### Exercise
Return the material exactly as supplied, apart from the pictures, which are omitted.

### Records provided

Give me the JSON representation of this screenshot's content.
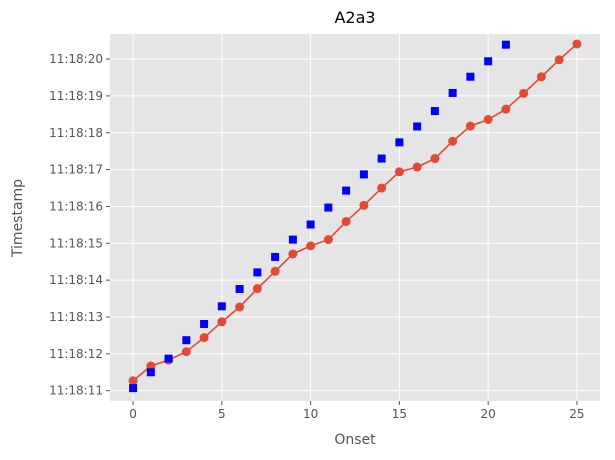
{
  "chart_data": {
    "type": "scatter",
    "title": "A2a3",
    "xlabel": "Onset",
    "ylabel": "Timestamp",
    "xlim": [
      -1.3,
      26.3
    ],
    "ylim": [
      "11:18:10.72",
      "11:18:20.68"
    ],
    "xticks": [
      0,
      5,
      10,
      15,
      20,
      25
    ],
    "yticks": [
      "11:18:11",
      "11:18:12",
      "11:18:13",
      "11:18:14",
      "11:18:15",
      "11:18:16",
      "11:18:17",
      "11:18:18",
      "11:18:19",
      "11:18:20"
    ],
    "grid": true,
    "legend": "none",
    "series": [
      {
        "style": "line-circle",
        "color": "#E24A33",
        "x": [
          0,
          1,
          2,
          3,
          4,
          5,
          6,
          7,
          8,
          9,
          10,
          11,
          12,
          13,
          14,
          15,
          16,
          17,
          18,
          19,
          20,
          21,
          22,
          23,
          24,
          25
        ],
        "y": [
          "11:18:11.27",
          "11:18:11.67",
          "11:18:11.83",
          "11:18:12.06",
          "11:18:12.44",
          "11:18:12.87",
          "11:18:13.27",
          "11:18:13.77",
          "11:18:14.24",
          "11:18:14.71",
          "11:18:14.93",
          "11:18:15.10",
          "11:18:15.59",
          "11:18:16.03",
          "11:18:16.50",
          "11:18:16.94",
          "11:18:17.07",
          "11:18:17.30",
          "11:18:17.77",
          "11:18:18.18",
          "11:18:18.36",
          "11:18:18.64",
          "11:18:19.07",
          "11:18:19.52",
          "11:18:19.98",
          "11:18:20.41"
        ]
      },
      {
        "style": "square",
        "color": "#0000FF",
        "x": [
          0,
          1,
          2,
          3,
          4,
          5,
          6,
          7,
          8,
          9,
          10,
          11,
          12,
          13,
          14,
          15,
          16,
          17,
          18,
          19,
          20,
          21
        ],
        "y": [
          "11:18:11.07",
          "11:18:11.50",
          "11:18:11.87",
          "11:18:12.37",
          "11:18:12.81",
          "11:18:13.29",
          "11:18:13.76",
          "11:18:14.21",
          "11:18:14.63",
          "11:18:15.10",
          "11:18:15.51",
          "11:18:15.97",
          "11:18:16.43",
          "11:18:16.87",
          "11:18:17.30",
          "11:18:17.74",
          "11:18:18.17",
          "11:18:18.59",
          "11:18:19.08",
          "11:18:19.52",
          "11:18:19.94",
          "11:18:20.39"
        ]
      }
    ]
  }
}
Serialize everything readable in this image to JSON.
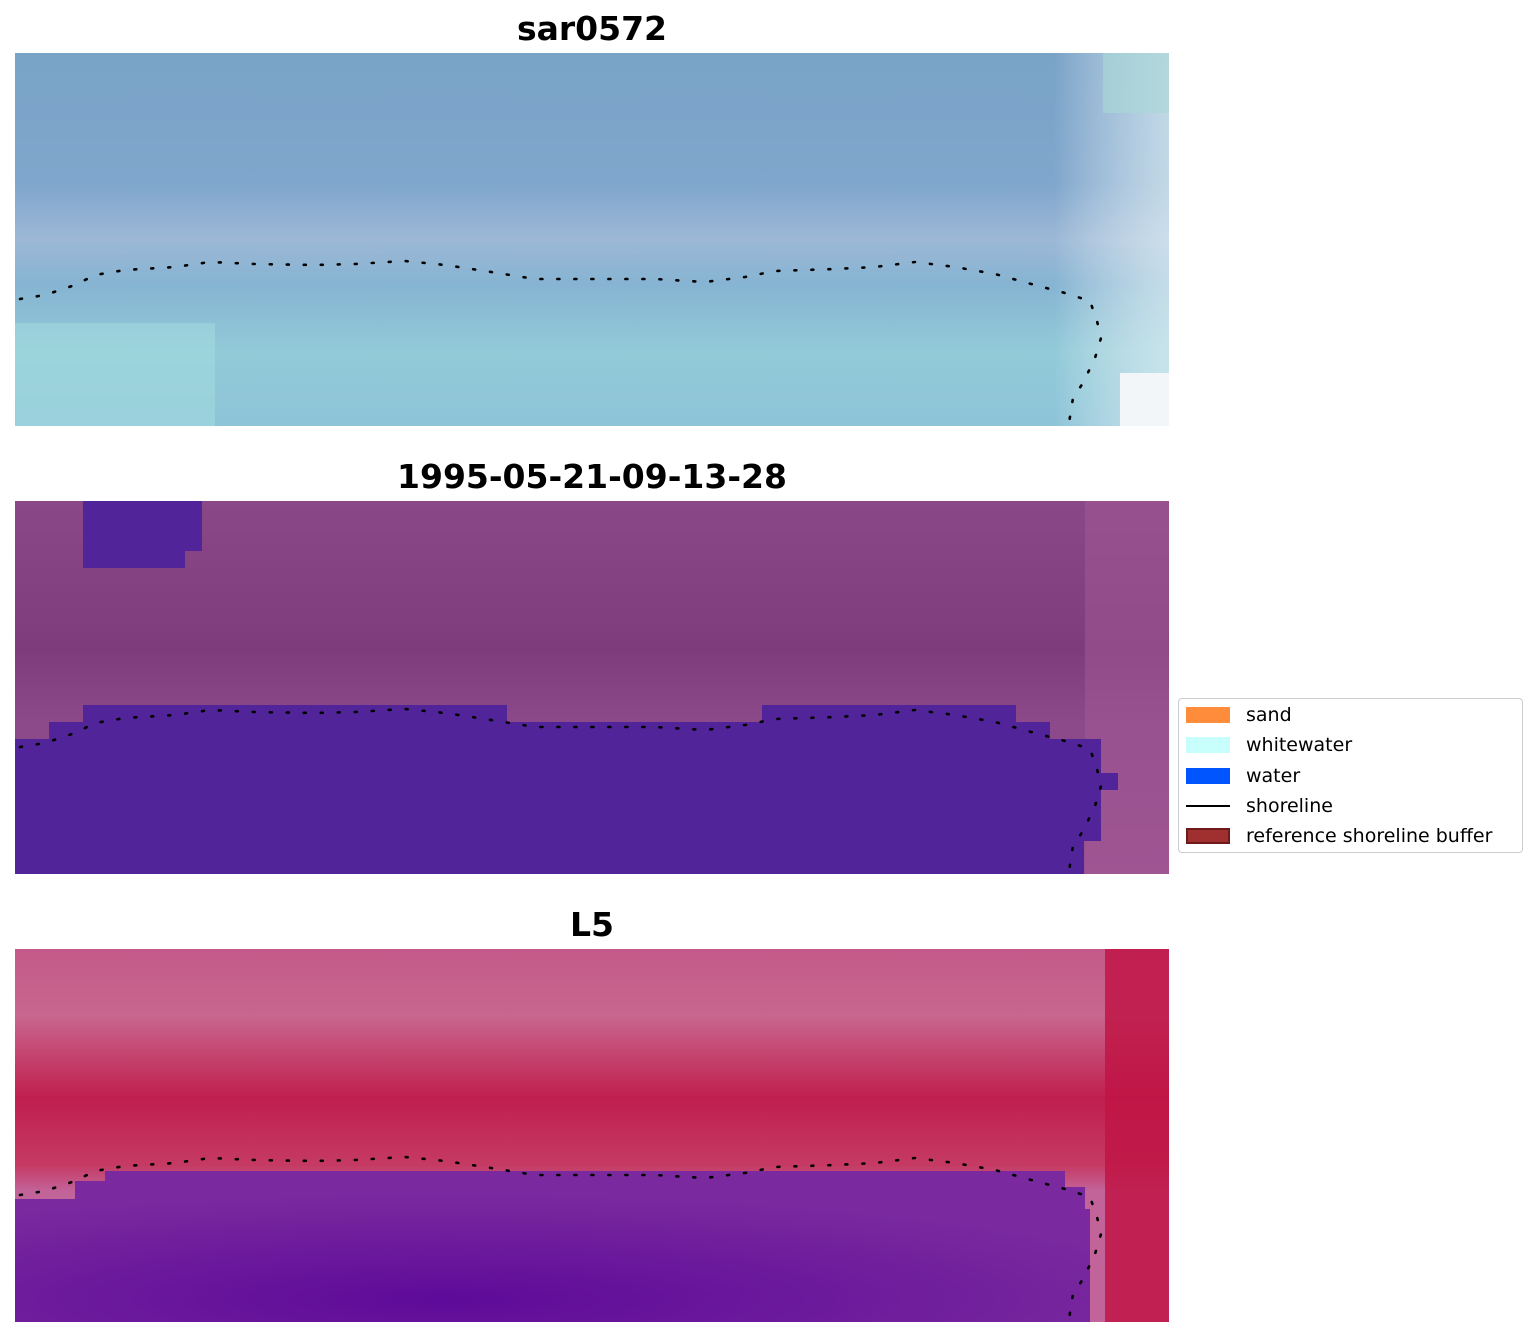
{
  "panels": [
    {
      "title": "sar0572",
      "style": "true-color",
      "base": "#80a6c8",
      "accent": "#a6dde0"
    },
    {
      "title": "1995-05-21-09-13-28",
      "style": "classified",
      "base": "#8a4788",
      "water": "#52249a"
    },
    {
      "title": "L5",
      "style": "index",
      "land": "#c21c4e",
      "water": "#6d1aa0"
    }
  ],
  "legend": {
    "items": [
      {
        "label": "sand",
        "type": "patch",
        "color": "#ff8c3a"
      },
      {
        "label": "whitewater",
        "type": "patch",
        "color": "#c8fffd"
      },
      {
        "label": "water",
        "type": "patch",
        "color": "#0055ff"
      },
      {
        "label": "shoreline",
        "type": "line",
        "color": "#000000"
      },
      {
        "label": "reference shoreline buffer",
        "type": "patch",
        "color": "#a03030",
        "edge": "#6e1a1a"
      }
    ]
  }
}
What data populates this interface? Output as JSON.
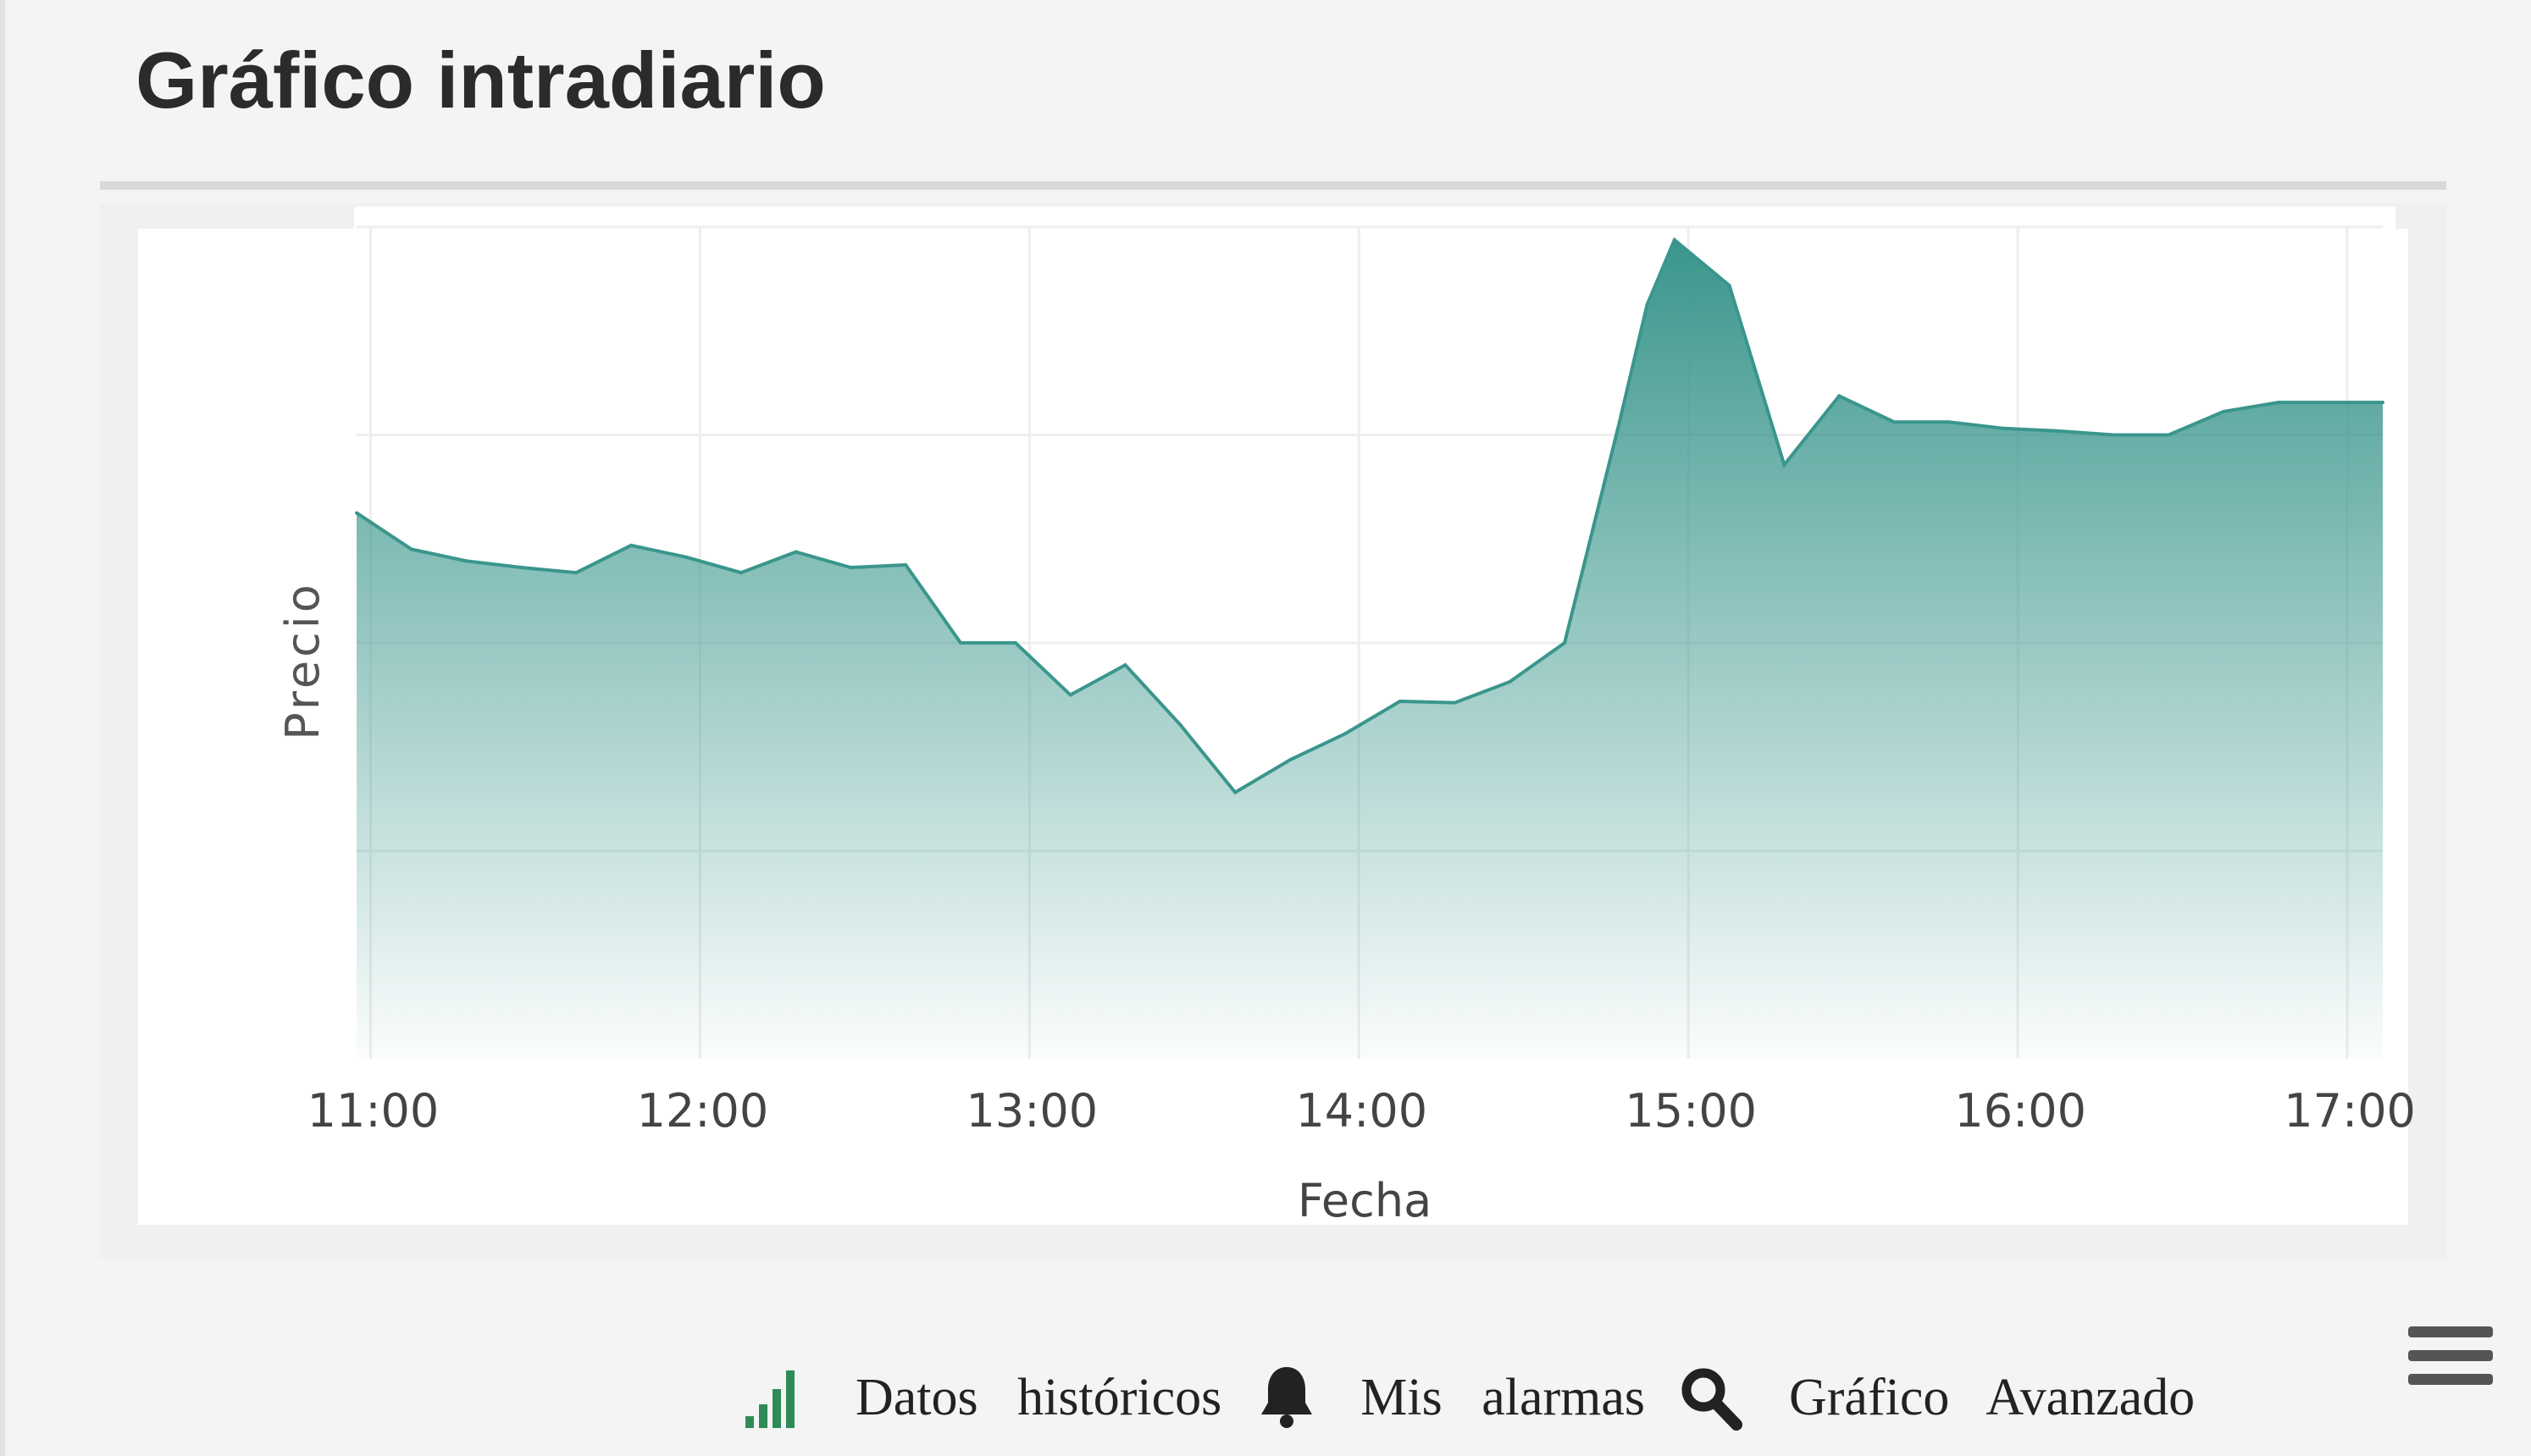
{
  "header": {
    "title": "Gráfico intradiario"
  },
  "chart_data": {
    "type": "area",
    "xlabel": "Fecha",
    "ylabel": "Precio",
    "x_ticks": [
      "11:00",
      "12:00",
      "13:00",
      "14:00",
      "15:00",
      "16:00",
      "17:00"
    ],
    "x_range": [
      "10:57",
      "17:06"
    ],
    "y_range": [
      0,
      6.4
    ],
    "grid": true,
    "series": [
      {
        "color": "#3a968c",
        "x": [
          "10:57",
          "11:07",
          "11:17",
          "11:27",
          "11:37",
          "11:47",
          "11:57",
          "12:07",
          "12:17",
          "12:27",
          "12:37",
          "12:47",
          "12:57",
          "13:07",
          "13:17",
          "13:27",
          "13:37",
          "13:47",
          "13:57",
          "14:07",
          "14:17",
          "14:27",
          "14:37",
          "14:47",
          "14:52",
          "14:57",
          "15:07",
          "15:17",
          "15:27",
          "15:37",
          "15:47",
          "15:57",
          "16:07",
          "16:17",
          "16:27",
          "16:37",
          "16:47",
          "16:57",
          "17:06"
        ],
        "values": [
          4.2,
          3.92,
          3.83,
          3.78,
          3.74,
          3.95,
          3.86,
          3.74,
          3.9,
          3.78,
          3.8,
          3.2,
          3.2,
          2.8,
          3.03,
          2.57,
          2.05,
          2.3,
          2.5,
          2.75,
          2.74,
          2.9,
          3.2,
          4.9,
          5.8,
          6.3,
          5.95,
          4.57,
          5.1,
          4.9,
          4.9,
          4.85,
          4.83,
          4.8,
          4.8,
          4.98,
          5.05,
          5.05,
          5.05
        ]
      }
    ]
  },
  "menu": {
    "icon": "hamburger-menu-icon"
  },
  "footer": {
    "links": [
      {
        "label": "Datos   históricos",
        "icon": "bar-chart-icon",
        "icon_color": "#2e8b57"
      },
      {
        "label": "Mis   alarmas",
        "icon": "bell-icon",
        "icon_color": "#222222"
      },
      {
        "label": "Gráfico   Avanzado",
        "icon": "search-icon",
        "icon_color": "#222222"
      }
    ]
  }
}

### Exercise response
Give me the JSON representation of this screenshot's content.
{
  "chart_data": {
    "type": "scatter",
    "title": "A2a3",
    "xlabel": "Onset",
    "ylabel": "Timestamp",
    "xlim": [
      -1.3,
      26.3
    ],
    "ylim": [
      "11:18:10.72",
      "11:18:20.68"
    ],
    "xticks": [
      0,
      5,
      10,
      15,
      20,
      25
    ],
    "yticks": [
      "11:18:11",
      "11:18:12",
      "11:18:13",
      "11:18:14",
      "11:18:15",
      "11:18:16",
      "11:18:17",
      "11:18:18",
      "11:18:19",
      "11:18:20"
    ],
    "grid": true,
    "legend": "none",
    "series": [
      {
        "style": "line-circle",
        "color": "#E24A33",
        "x": [
          0,
          1,
          2,
          3,
          4,
          5,
          6,
          7,
          8,
          9,
          10,
          11,
          12,
          13,
          14,
          15,
          16,
          17,
          18,
          19,
          20,
          21,
          22,
          23,
          24,
          25
        ],
        "y": [
          "11:18:11.27",
          "11:18:11.67",
          "11:18:11.83",
          "11:18:12.06",
          "11:18:12.44",
          "11:18:12.87",
          "11:18:13.27",
          "11:18:13.77",
          "11:18:14.24",
          "11:18:14.71",
          "11:18:14.93",
          "11:18:15.10",
          "11:18:15.59",
          "11:18:16.03",
          "11:18:16.50",
          "11:18:16.94",
          "11:18:17.07",
          "11:18:17.30",
          "11:18:17.77",
          "11:18:18.18",
          "11:18:18.36",
          "11:18:18.64",
          "11:18:19.07",
          "11:18:19.52",
          "11:18:19.98",
          "11:18:20.41"
        ]
      },
      {
        "style": "square",
        "color": "#0000FF",
        "x": [
          0,
          1,
          2,
          3,
          4,
          5,
          6,
          7,
          8,
          9,
          10,
          11,
          12,
          13,
          14,
          15,
          16,
          17,
          18,
          19,
          20,
          21
        ],
        "y": [
          "11:18:11.07",
          "11:18:11.50",
          "11:18:11.87",
          "11:18:12.37",
          "11:18:12.81",
          "11:18:13.29",
          "11:18:13.76",
          "11:18:14.21",
          "11:18:14.63",
          "11:18:15.10",
          "11:18:15.51",
          "11:18:15.97",
          "11:18:16.43",
          "11:18:16.87",
          "11:18:17.30",
          "11:18:17.74",
          "11:18:18.17",
          "11:18:18.59",
          "11:18:19.08",
          "11:18:19.52",
          "11:18:19.94",
          "11:18:20.39"
        ]
      }
    ]
  }
}
Serialize everything readable in this image to JSON.
{
  "panels": [
    {
      "title": "sar0572",
      "style": "true-color",
      "base": "#80a6c8",
      "accent": "#a6dde0"
    },
    {
      "title": "1995-05-21-09-13-28",
      "style": "classified",
      "base": "#8a4788",
      "water": "#52249a"
    },
    {
      "title": "L5",
      "style": "index",
      "land": "#c21c4e",
      "water": "#6d1aa0"
    }
  ],
  "legend": {
    "items": [
      {
        "label": "sand",
        "type": "patch",
        "color": "#ff8c3a"
      },
      {
        "label": "whitewater",
        "type": "patch",
        "color": "#c8fffd"
      },
      {
        "label": "water",
        "type": "patch",
        "color": "#0055ff"
      },
      {
        "label": "shoreline",
        "type": "line",
        "color": "#000000"
      },
      {
        "label": "reference shoreline buffer",
        "type": "patch",
        "color": "#a03030",
        "edge": "#6e1a1a"
      }
    ]
  }
}
What data populates this interface? Output as JSON.
{
  "header": {
    "title": "Gráfico intradiario"
  },
  "chart_data": {
    "type": "area",
    "xlabel": "Fecha",
    "ylabel": "Precio",
    "x_ticks": [
      "11:00",
      "12:00",
      "13:00",
      "14:00",
      "15:00",
      "16:00",
      "17:00"
    ],
    "x_range": [
      "10:57",
      "17:06"
    ],
    "y_range": [
      0,
      6.4
    ],
    "grid": true,
    "series": [
      {
        "color": "#3a968c",
        "x": [
          "10:57",
          "11:07",
          "11:17",
          "11:27",
          "11:37",
          "11:47",
          "11:57",
          "12:07",
          "12:17",
          "12:27",
          "12:37",
          "12:47",
          "12:57",
          "13:07",
          "13:17",
          "13:27",
          "13:37",
          "13:47",
          "13:57",
          "14:07",
          "14:17",
          "14:27",
          "14:37",
          "14:47",
          "14:52",
          "14:57",
          "15:07",
          "15:17",
          "15:27",
          "15:37",
          "15:47",
          "15:57",
          "16:07",
          "16:17",
          "16:27",
          "16:37",
          "16:47",
          "16:57",
          "17:06"
        ],
        "values": [
          4.2,
          3.92,
          3.83,
          3.78,
          3.74,
          3.95,
          3.86,
          3.74,
          3.9,
          3.78,
          3.8,
          3.2,
          3.2,
          2.8,
          3.03,
          2.57,
          2.05,
          2.3,
          2.5,
          2.75,
          2.74,
          2.9,
          3.2,
          4.9,
          5.8,
          6.3,
          5.95,
          4.57,
          5.1,
          4.9,
          4.9,
          4.85,
          4.83,
          4.8,
          4.8,
          4.98,
          5.05,
          5.05,
          5.05
        ]
      }
    ]
  },
  "menu": {
    "icon": "hamburger-menu-icon"
  },
  "footer": {
    "links": [
      {
        "label": "Datos   históricos",
        "icon": "bar-chart-icon",
        "icon_color": "#2e8b57"
      },
      {
        "label": "Mis   alarmas",
        "icon": "bell-icon",
        "icon_color": "#222222"
      },
      {
        "label": "Gráfico   Avanzado",
        "icon": "search-icon",
        "icon_color": "#222222"
      }
    ]
  }
}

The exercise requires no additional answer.